## WHAT THIS TASK INVOLVES
Wherever a line in the data below holds "title", copy that line.

(Dataset items)
## START

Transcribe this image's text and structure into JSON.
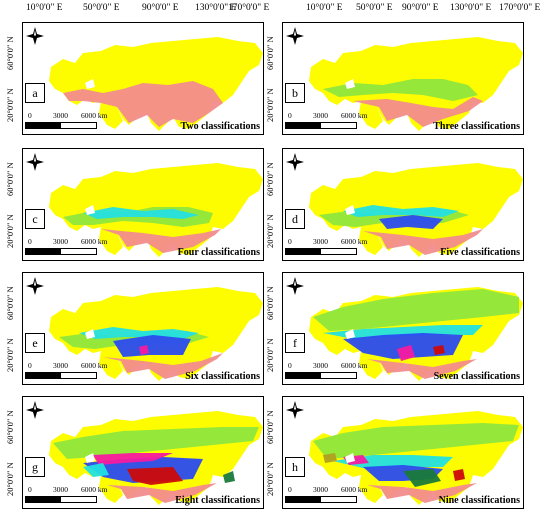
{
  "longitude_labels": [
    "10°0'0\" E",
    "50°0'0\" E",
    "90°0'0\" E",
    "130°0'0\" E",
    "170°0'0\" E"
  ],
  "latitude_labels": [
    "60°0'0\" N",
    "20°0'0\" N"
  ],
  "scale_bar": {
    "ticks": [
      "0",
      "3000",
      "6000 km"
    ]
  },
  "colors": {
    "class1": "#fdfd00",
    "class2": "#f28c8c",
    "class3": "#8fe63c",
    "class4": "#23e0e0",
    "class5": "#2b4bf0",
    "class6": "#f51aa0",
    "class7": "#cc0a0a",
    "class8": "#1a7a3a",
    "class9": "#b0a020"
  },
  "panels": [
    {
      "letter": "a",
      "title": "Two classifications"
    },
    {
      "letter": "b",
      "title": "Three classifications"
    },
    {
      "letter": "c",
      "title": "Four classifications"
    },
    {
      "letter": "d",
      "title": "Five classifications"
    },
    {
      "letter": "e",
      "title": "Six classifications"
    },
    {
      "letter": "f",
      "title": "Seven classifications"
    },
    {
      "letter": "g",
      "title": "Eight classifications"
    },
    {
      "letter": "h",
      "title": "Nine classifications"
    }
  ]
}
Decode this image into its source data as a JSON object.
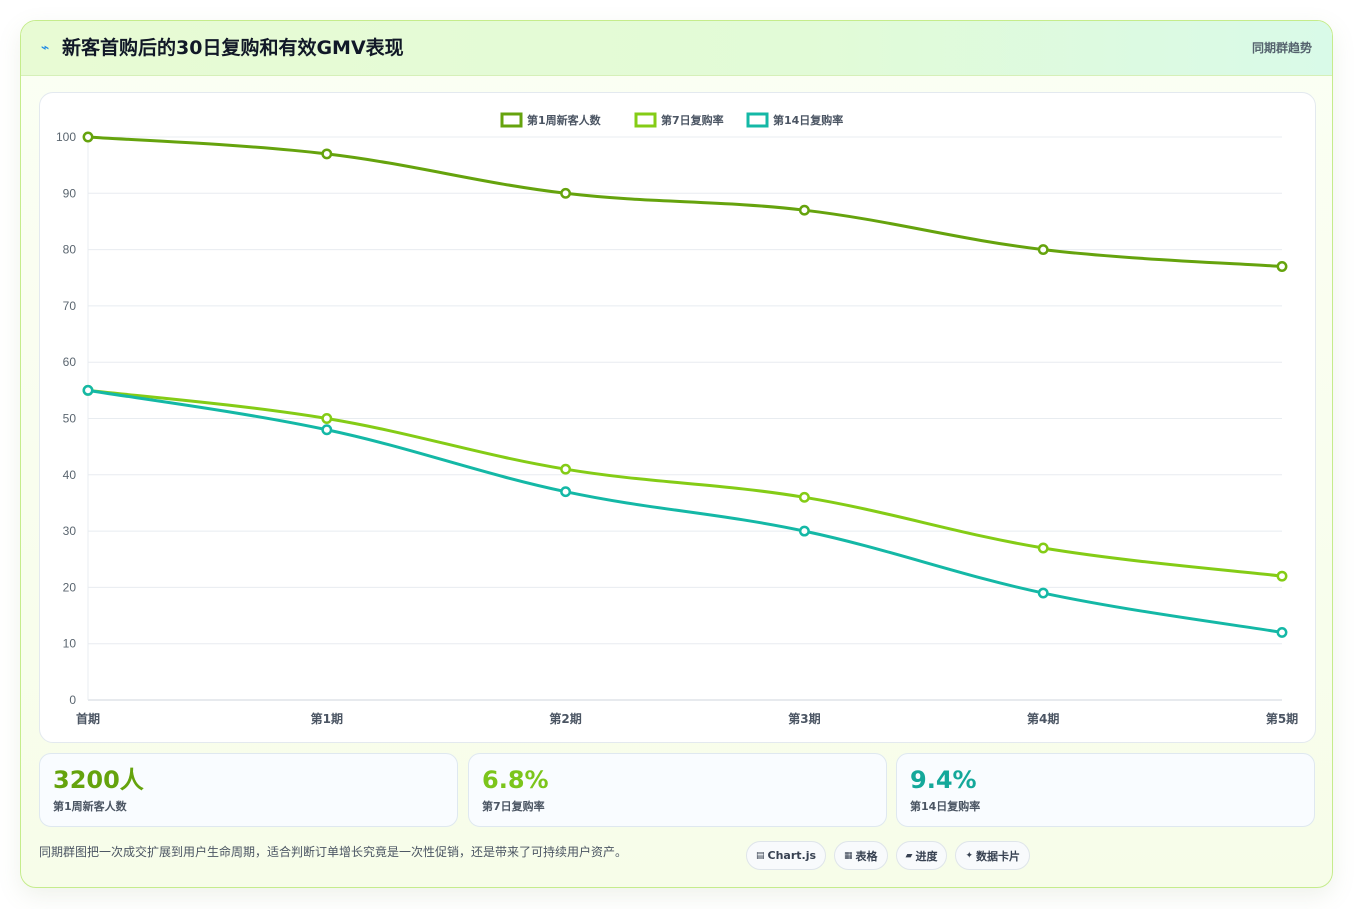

## END

## FULL SOLUTION
      "title": "Two classifications"
      "title": "Three classifications"
      "title": "Four classifications"
      "title": "Five classifications"
      "title": "Six classifications"
      "title": "Seven classifications"
      "title": "Eight classifications"
      "title": "Nine classifications"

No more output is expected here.